>> start

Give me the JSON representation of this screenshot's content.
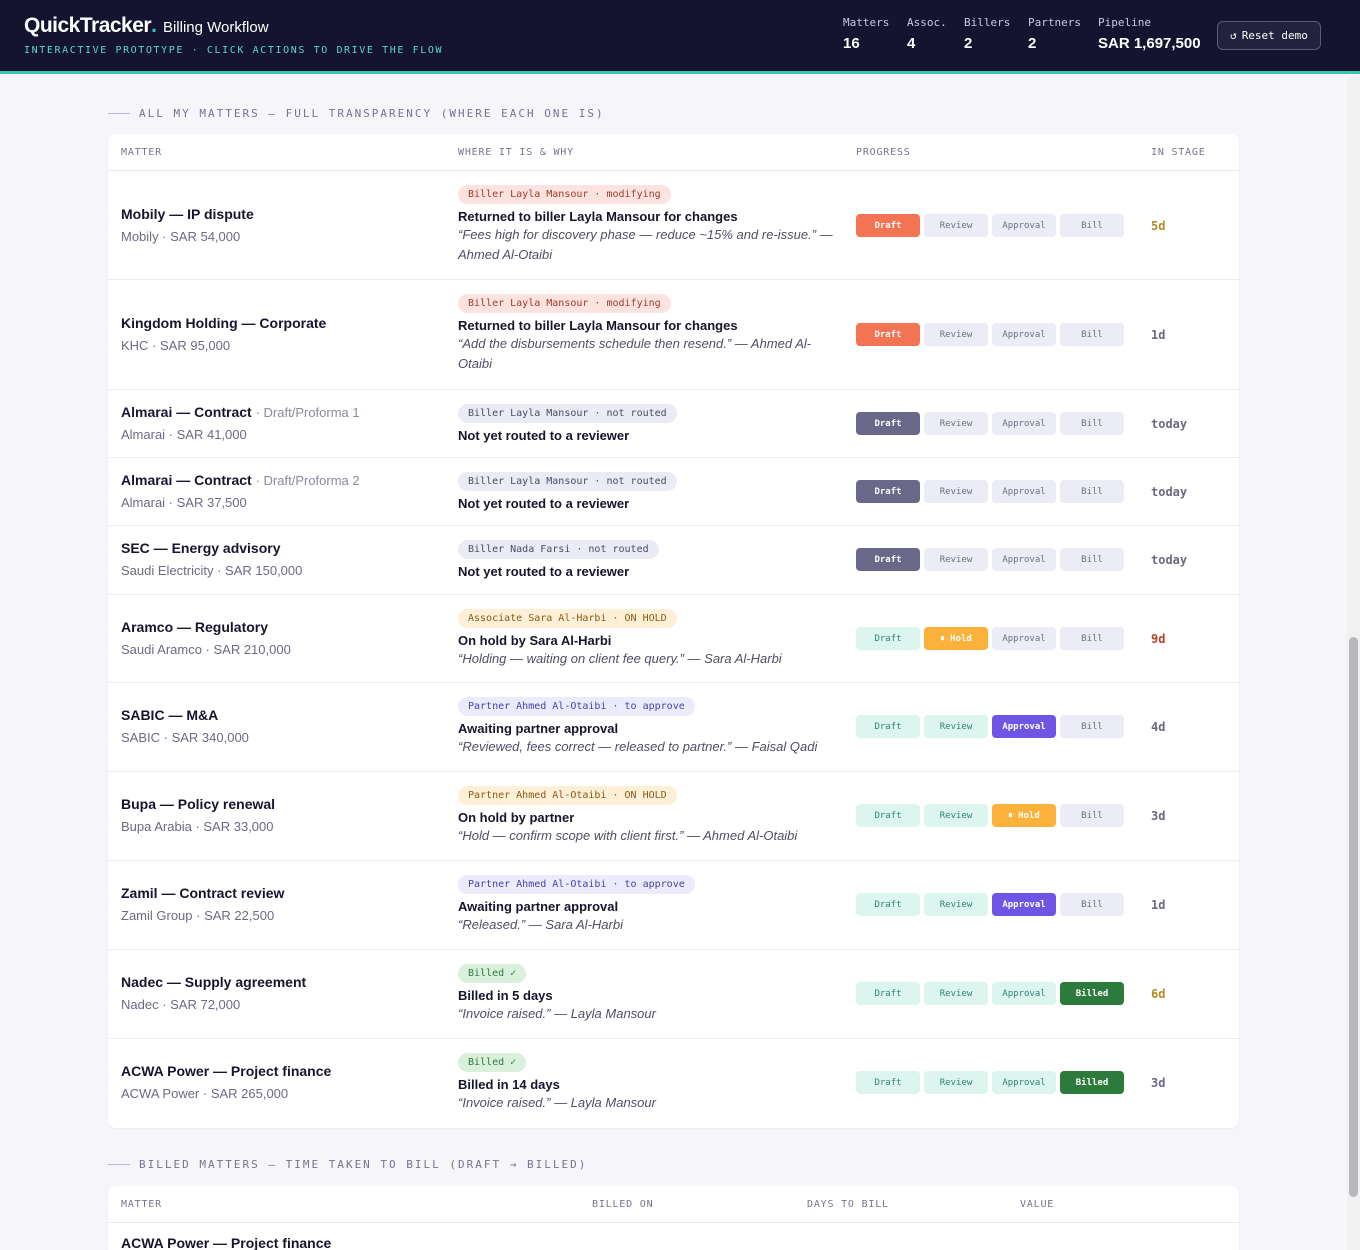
{
  "header": {
    "brand": "QuickTracker",
    "brand_dot": ".",
    "brand_sub": "Billing Workflow",
    "tagline": "INTERACTIVE PROTOTYPE · CLICK ACTIONS TO DRIVE THE FLOW",
    "stats": [
      {
        "label": "Matters",
        "value": "16"
      },
      {
        "label": "Assoc.",
        "value": "4"
      },
      {
        "label": "Billers",
        "value": "2"
      },
      {
        "label": "Partners",
        "value": "2"
      },
      {
        "label": "Pipeline",
        "value": "SAR 1,697,500"
      }
    ],
    "reset_icon": "↺",
    "reset_label": "Reset demo"
  },
  "matters_section": {
    "title": "ALL MY MATTERS — FULL TRANSPARENCY (WHERE EACH ONE IS)",
    "columns": [
      "MATTER",
      "WHERE IT IS & WHY",
      "PROGRESS",
      "IN STAGE"
    ],
    "stage_labels": [
      "Draft",
      "Review",
      "Approval",
      "Bill"
    ],
    "rows": [
      {
        "title": "Mobily — IP dispute",
        "sub": "",
        "client": "Mobily · SAR 54,000",
        "tag": "Biller Layla Mansour · modifying",
        "status": "Returned to biller Layla Mansour for changes",
        "quote": "“Fees high for discovery phase — reduce ~15% and re-issue.” — Ahmed Al-Otaibi",
        "pills": [
          "Draft",
          "Review",
          "Approval",
          "Bill"
        ],
        "in_stage": "5d"
      },
      {
        "title": "Kingdom Holding — Corporate",
        "sub": "",
        "client": "KHC · SAR 95,000",
        "tag": "Biller Layla Mansour · modifying",
        "status": "Returned to biller Layla Mansour for changes",
        "quote": "“Add the disbursements schedule then resend.” — Ahmed Al-Otaibi",
        "pills": [
          "Draft",
          "Review",
          "Approval",
          "Bill"
        ],
        "in_stage": "1d"
      },
      {
        "title": "Almarai — Contract",
        "sub": "· Draft/Proforma 1",
        "client": "Almarai · SAR 41,000",
        "tag": "Biller Layla Mansour · not routed",
        "status": "Not yet routed to a reviewer",
        "quote": "",
        "pills": [
          "Draft",
          "Review",
          "Approval",
          "Bill"
        ],
        "in_stage": "today"
      },
      {
        "title": "Almarai — Contract",
        "sub": "· Draft/Proforma 2",
        "client": "Almarai · SAR 37,500",
        "tag": "Biller Layla Mansour · not routed",
        "status": "Not yet routed to a reviewer",
        "quote": "",
        "pills": [
          "Draft",
          "Review",
          "Approval",
          "Bill"
        ],
        "in_stage": "today"
      },
      {
        "title": "SEC — Energy advisory",
        "sub": "",
        "client": "Saudi Electricity · SAR 150,000",
        "tag": "Biller Nada Farsi · not routed",
        "status": "Not yet routed to a reviewer",
        "quote": "",
        "pills": [
          "Draft",
          "Review",
          "Approval",
          "Bill"
        ],
        "in_stage": "today"
      },
      {
        "title": "Aramco — Regulatory",
        "sub": "",
        "client": "Saudi Aramco · SAR 210,000",
        "tag": "Associate Sara Al-Harbi · ON HOLD",
        "status": "On hold by Sara Al-Harbi",
        "quote": "“Holding — waiting on client fee query.” — Sara Al-Harbi",
        "pills": [
          "Draft",
          "⏸ Hold",
          "Approval",
          "Bill"
        ],
        "in_stage": "9d"
      },
      {
        "title": "SABIC — M&A",
        "sub": "",
        "client": "SABIC · SAR 340,000",
        "tag": "Partner Ahmed Al-Otaibi · to approve",
        "status": "Awaiting partner approval",
        "quote": "“Reviewed, fees correct — released to partner.” — Faisal Qadi",
        "pills": [
          "Draft",
          "Review",
          "Approval",
          "Bill"
        ],
        "in_stage": "4d"
      },
      {
        "title": "Bupa — Policy renewal",
        "sub": "",
        "client": "Bupa Arabia · SAR 33,000",
        "tag": "Partner Ahmed Al-Otaibi · ON HOLD",
        "status": "On hold by partner",
        "quote": "“Hold — confirm scope with client first.” — Ahmed Al-Otaibi",
        "pills": [
          "Draft",
          "Review",
          "⏸ Hold",
          "Bill"
        ],
        "in_stage": "3d"
      },
      {
        "title": "Zamil — Contract review",
        "sub": "",
        "client": "Zamil Group · SAR 22,500",
        "tag": "Partner Ahmed Al-Otaibi · to approve",
        "status": "Awaiting partner approval",
        "quote": "“Released.” — Sara Al-Harbi",
        "pills": [
          "Draft",
          "Review",
          "Approval",
          "Bill"
        ],
        "in_stage": "1d"
      },
      {
        "title": "Nadec — Supply agreement",
        "sub": "",
        "client": "Nadec · SAR 72,000",
        "tag": "Billed ✓",
        "status": "Billed in 5 days",
        "quote": "“Invoice raised.” — Layla Mansour",
        "pills": [
          "Draft",
          "Review",
          "Approval",
          "Billed"
        ],
        "in_stage": "6d"
      },
      {
        "title": "ACWA Power — Project finance",
        "sub": "",
        "client": "ACWA Power · SAR 265,000",
        "tag": "Billed ✓",
        "status": "Billed in 14 days",
        "quote": "“Invoice raised.” — Layla Mansour",
        "pills": [
          "Draft",
          "Review",
          "Approval",
          "Billed"
        ],
        "in_stage": "3d"
      }
    ]
  },
  "billed_section": {
    "title": "BILLED MATTERS — TIME TAKEN TO BILL (DRAFT → BILLED)",
    "columns": [
      "MATTER",
      "BILLED ON",
      "DAYS TO BILL",
      "VALUE"
    ],
    "first_row_matter": "ACWA Power — Project finance"
  },
  "colors": {
    "header_bg": "#141431",
    "accent": "#35c9b3",
    "draft_returned": "#f27452",
    "draft_pending": "#6a6889",
    "hold": "#fbb13a",
    "approval": "#6e55e6",
    "billed": "#2c7a3c"
  }
}
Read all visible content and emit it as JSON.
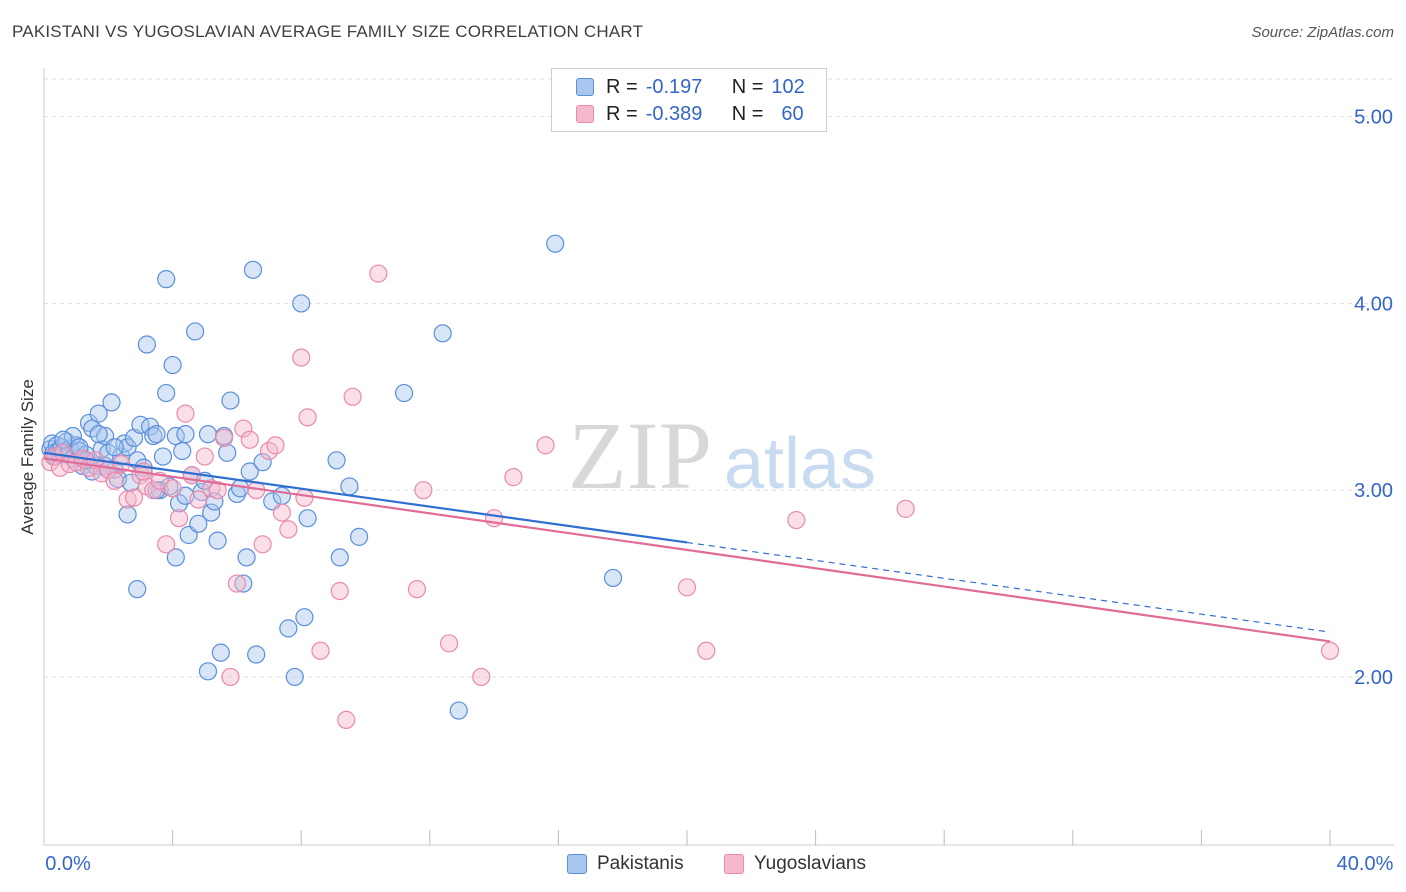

>> end

:: Given task ::
Identify the lines that hold the word "content". Copy every one of them.

:: Result of the task ::
Give me the JSON representation of this screenshot's content.
Read all visible content and emit it as JSON.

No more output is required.